++++ Data for this task

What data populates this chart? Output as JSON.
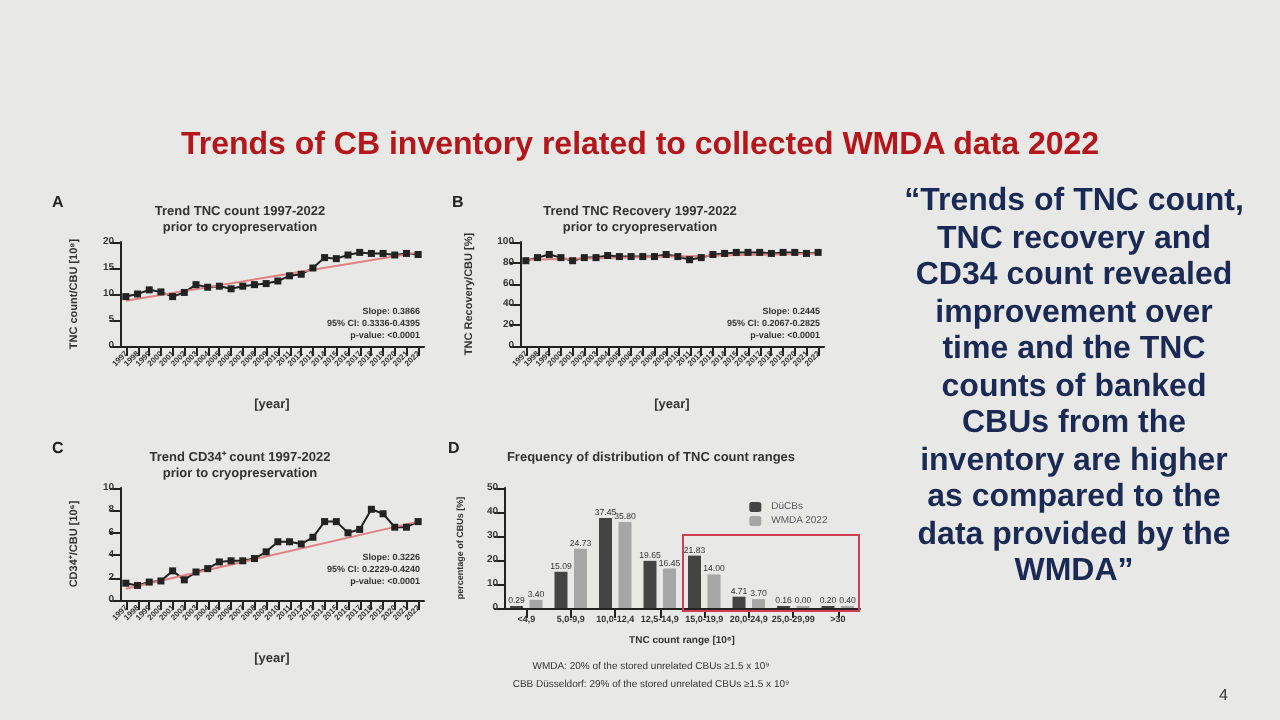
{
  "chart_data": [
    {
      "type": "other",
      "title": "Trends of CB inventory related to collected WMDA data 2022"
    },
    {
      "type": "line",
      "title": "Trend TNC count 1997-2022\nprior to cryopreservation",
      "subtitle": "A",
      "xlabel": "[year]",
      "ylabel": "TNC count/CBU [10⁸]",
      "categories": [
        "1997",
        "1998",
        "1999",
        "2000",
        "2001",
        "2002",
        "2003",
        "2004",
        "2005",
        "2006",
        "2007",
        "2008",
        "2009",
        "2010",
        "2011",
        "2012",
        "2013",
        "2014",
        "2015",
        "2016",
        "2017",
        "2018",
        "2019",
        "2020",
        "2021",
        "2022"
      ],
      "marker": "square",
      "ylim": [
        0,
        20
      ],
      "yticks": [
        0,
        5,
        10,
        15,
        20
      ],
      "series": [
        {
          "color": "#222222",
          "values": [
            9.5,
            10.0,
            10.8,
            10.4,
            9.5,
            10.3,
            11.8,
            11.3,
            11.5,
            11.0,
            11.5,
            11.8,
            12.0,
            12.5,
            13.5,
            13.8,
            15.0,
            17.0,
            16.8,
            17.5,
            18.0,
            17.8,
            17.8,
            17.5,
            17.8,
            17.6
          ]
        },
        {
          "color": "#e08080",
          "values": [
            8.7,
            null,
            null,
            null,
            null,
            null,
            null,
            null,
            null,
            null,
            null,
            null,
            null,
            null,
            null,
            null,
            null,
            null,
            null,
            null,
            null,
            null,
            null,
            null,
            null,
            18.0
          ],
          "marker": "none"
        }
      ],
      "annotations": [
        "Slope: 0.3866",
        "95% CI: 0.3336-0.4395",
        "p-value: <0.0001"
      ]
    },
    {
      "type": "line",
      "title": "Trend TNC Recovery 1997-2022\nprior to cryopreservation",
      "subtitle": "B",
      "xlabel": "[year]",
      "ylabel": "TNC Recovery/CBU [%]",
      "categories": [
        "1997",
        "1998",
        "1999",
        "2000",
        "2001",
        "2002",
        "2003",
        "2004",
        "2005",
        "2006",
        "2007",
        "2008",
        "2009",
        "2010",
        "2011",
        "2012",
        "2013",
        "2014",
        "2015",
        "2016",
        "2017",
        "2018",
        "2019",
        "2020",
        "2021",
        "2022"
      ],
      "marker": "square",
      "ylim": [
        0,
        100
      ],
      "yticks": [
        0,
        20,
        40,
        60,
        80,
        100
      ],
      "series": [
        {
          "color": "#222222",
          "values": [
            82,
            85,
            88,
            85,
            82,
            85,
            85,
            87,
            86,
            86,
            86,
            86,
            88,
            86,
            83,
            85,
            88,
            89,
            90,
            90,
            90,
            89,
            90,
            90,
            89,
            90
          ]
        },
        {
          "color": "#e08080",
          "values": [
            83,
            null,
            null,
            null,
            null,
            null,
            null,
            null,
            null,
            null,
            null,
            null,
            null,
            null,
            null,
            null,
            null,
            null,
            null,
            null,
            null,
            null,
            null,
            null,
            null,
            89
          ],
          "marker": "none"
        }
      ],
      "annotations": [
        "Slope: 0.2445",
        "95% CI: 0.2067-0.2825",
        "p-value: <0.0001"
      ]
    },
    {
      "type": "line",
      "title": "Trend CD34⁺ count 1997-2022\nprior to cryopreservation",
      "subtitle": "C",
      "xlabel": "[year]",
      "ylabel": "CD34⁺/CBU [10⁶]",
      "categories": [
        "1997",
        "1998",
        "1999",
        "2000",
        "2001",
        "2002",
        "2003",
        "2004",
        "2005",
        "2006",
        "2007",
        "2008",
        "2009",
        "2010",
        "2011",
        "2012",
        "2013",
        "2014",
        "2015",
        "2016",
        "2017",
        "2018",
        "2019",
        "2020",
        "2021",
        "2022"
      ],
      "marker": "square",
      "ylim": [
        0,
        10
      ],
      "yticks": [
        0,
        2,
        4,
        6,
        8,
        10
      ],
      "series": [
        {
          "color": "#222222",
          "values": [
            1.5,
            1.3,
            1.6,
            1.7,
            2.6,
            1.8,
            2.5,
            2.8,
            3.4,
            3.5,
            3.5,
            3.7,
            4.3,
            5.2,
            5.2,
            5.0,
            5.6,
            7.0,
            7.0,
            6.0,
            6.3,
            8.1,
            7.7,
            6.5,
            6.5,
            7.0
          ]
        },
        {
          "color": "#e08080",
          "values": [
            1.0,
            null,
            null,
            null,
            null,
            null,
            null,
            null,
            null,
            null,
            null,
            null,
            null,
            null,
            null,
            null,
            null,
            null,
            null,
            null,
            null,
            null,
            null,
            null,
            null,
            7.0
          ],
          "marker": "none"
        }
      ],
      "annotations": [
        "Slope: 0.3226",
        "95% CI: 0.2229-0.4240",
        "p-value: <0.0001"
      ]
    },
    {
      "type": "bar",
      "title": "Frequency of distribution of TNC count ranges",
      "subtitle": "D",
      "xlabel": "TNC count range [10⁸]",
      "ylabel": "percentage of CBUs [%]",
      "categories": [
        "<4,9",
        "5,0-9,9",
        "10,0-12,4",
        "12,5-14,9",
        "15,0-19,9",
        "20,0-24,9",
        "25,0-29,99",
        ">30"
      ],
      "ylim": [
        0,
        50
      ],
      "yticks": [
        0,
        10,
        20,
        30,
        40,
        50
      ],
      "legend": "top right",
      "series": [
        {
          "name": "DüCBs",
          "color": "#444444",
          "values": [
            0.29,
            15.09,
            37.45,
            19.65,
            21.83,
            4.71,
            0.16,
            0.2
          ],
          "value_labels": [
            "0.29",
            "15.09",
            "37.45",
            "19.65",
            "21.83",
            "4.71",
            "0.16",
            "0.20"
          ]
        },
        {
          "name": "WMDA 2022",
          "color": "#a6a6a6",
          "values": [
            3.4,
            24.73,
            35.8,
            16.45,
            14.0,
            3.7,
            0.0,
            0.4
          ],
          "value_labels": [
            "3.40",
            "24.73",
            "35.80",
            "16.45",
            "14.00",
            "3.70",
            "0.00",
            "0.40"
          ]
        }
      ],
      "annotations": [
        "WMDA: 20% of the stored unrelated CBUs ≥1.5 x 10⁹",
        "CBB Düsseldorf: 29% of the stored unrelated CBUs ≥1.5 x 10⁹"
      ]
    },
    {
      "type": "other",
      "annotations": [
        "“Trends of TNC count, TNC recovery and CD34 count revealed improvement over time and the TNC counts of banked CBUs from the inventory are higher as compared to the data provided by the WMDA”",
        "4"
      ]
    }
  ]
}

++++++++
++++ Data for this task

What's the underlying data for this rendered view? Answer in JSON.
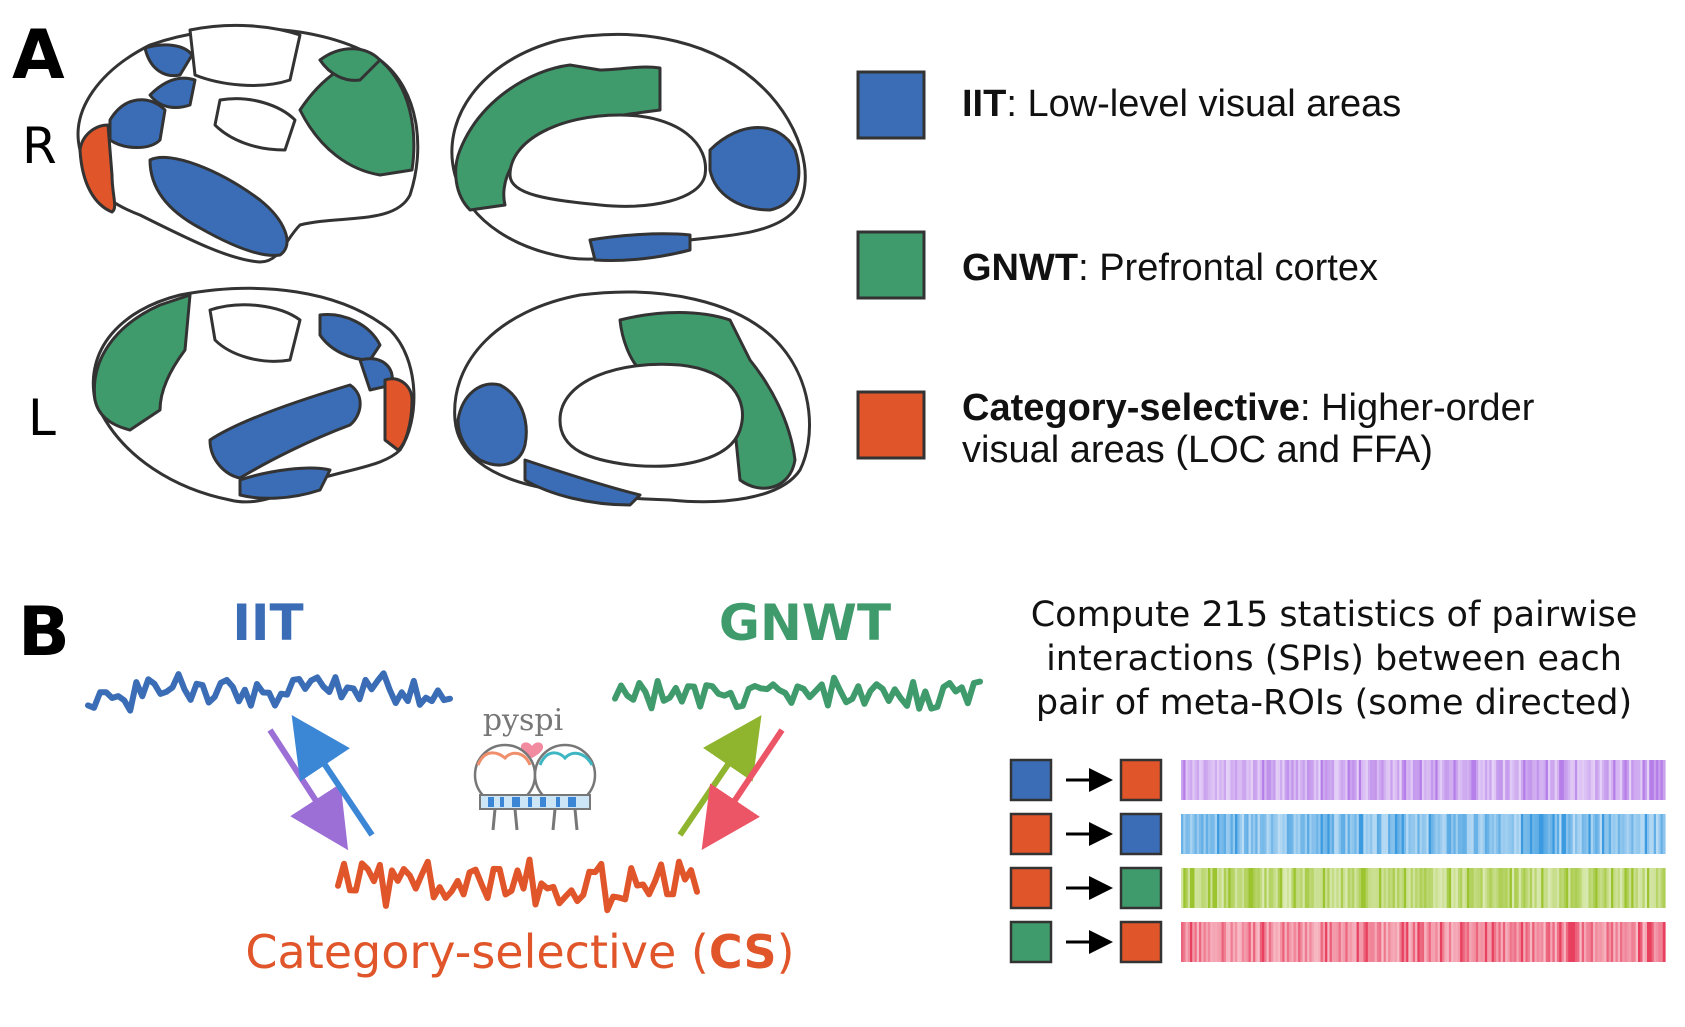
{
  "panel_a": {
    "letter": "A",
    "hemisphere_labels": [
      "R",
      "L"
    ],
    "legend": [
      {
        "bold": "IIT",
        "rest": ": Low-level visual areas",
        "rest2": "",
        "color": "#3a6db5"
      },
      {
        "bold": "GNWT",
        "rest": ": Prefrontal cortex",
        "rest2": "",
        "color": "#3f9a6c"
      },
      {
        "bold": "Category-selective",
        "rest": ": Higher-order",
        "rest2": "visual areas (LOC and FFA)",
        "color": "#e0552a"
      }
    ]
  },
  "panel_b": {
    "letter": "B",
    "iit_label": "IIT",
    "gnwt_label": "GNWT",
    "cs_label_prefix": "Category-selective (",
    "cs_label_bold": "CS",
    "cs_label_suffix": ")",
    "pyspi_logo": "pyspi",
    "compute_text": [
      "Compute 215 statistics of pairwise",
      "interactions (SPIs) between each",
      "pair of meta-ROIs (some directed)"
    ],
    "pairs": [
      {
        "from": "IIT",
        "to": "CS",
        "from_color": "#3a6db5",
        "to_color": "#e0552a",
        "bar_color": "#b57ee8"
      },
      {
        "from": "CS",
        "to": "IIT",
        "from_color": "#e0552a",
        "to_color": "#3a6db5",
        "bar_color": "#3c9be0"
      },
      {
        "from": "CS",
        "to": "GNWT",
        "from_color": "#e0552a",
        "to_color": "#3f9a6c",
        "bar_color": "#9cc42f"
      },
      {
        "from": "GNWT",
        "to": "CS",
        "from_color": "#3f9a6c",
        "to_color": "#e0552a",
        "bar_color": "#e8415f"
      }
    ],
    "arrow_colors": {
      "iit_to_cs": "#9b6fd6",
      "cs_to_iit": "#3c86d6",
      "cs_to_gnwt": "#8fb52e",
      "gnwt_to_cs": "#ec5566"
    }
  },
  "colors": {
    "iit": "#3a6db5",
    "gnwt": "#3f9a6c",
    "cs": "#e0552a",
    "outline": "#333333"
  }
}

++++++++
++++ Data for this task

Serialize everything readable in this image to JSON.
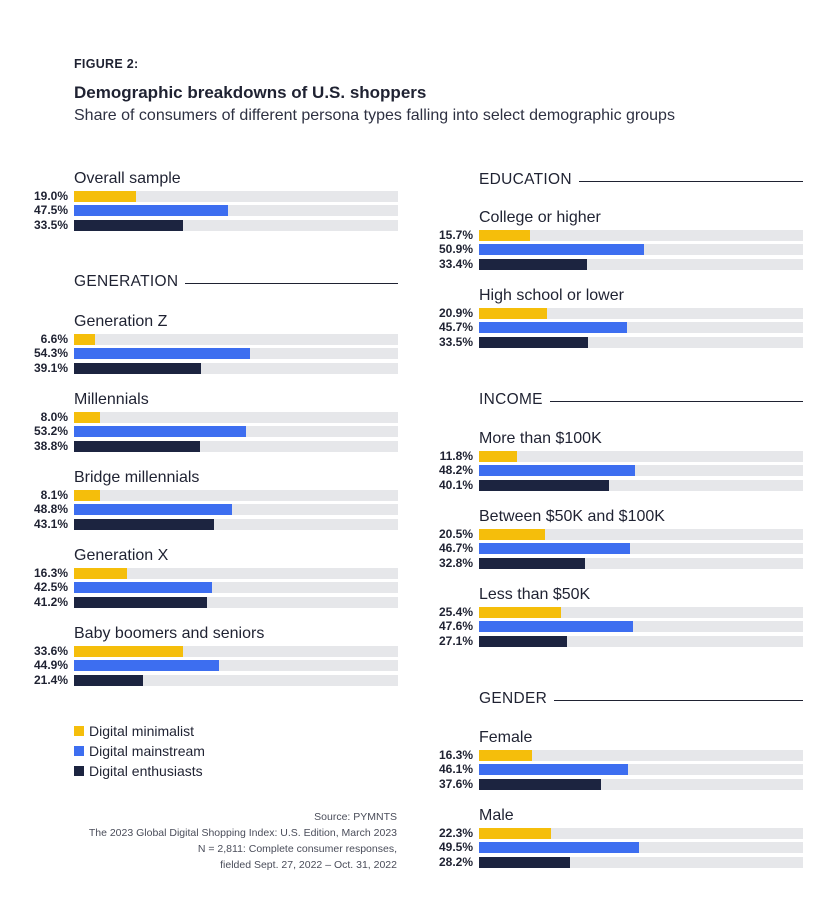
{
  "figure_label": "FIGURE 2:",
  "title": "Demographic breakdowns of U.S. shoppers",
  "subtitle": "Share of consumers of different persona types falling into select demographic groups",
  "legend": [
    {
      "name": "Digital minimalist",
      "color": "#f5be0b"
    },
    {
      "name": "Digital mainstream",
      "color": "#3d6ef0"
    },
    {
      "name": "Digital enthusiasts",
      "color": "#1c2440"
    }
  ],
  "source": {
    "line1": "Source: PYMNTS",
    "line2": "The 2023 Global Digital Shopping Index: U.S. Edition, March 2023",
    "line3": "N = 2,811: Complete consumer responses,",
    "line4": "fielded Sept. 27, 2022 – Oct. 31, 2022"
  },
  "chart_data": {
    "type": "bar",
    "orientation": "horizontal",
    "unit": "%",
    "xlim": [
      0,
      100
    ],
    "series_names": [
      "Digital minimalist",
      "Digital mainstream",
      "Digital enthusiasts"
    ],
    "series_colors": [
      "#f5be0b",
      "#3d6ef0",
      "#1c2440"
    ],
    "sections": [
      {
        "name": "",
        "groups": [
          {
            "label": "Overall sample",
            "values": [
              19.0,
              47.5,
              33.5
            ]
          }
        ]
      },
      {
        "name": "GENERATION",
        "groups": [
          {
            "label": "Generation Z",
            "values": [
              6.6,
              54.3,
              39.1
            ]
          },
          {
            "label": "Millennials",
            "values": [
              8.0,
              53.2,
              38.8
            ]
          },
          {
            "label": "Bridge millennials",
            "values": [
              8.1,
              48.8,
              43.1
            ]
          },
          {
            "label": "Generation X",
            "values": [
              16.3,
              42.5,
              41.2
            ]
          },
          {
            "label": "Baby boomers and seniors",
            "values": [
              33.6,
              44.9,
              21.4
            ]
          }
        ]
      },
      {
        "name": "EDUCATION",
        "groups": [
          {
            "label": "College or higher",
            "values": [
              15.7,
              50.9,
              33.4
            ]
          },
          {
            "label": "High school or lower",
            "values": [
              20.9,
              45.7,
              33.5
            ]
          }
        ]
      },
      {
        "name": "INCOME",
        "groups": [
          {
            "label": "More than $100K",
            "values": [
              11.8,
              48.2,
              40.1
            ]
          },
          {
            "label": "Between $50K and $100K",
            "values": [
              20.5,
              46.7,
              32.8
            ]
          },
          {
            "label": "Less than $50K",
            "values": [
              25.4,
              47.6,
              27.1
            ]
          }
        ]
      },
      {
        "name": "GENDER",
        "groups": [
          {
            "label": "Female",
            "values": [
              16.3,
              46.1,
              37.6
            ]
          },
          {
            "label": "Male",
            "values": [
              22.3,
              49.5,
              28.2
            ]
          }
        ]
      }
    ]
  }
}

++++++++

- _Task brief_
List all lines holding the string "What".

- _Solution for this problem_
What data populates this chart? Output as JSON.
What's the underlying data for this rendered view? Answer in JSON.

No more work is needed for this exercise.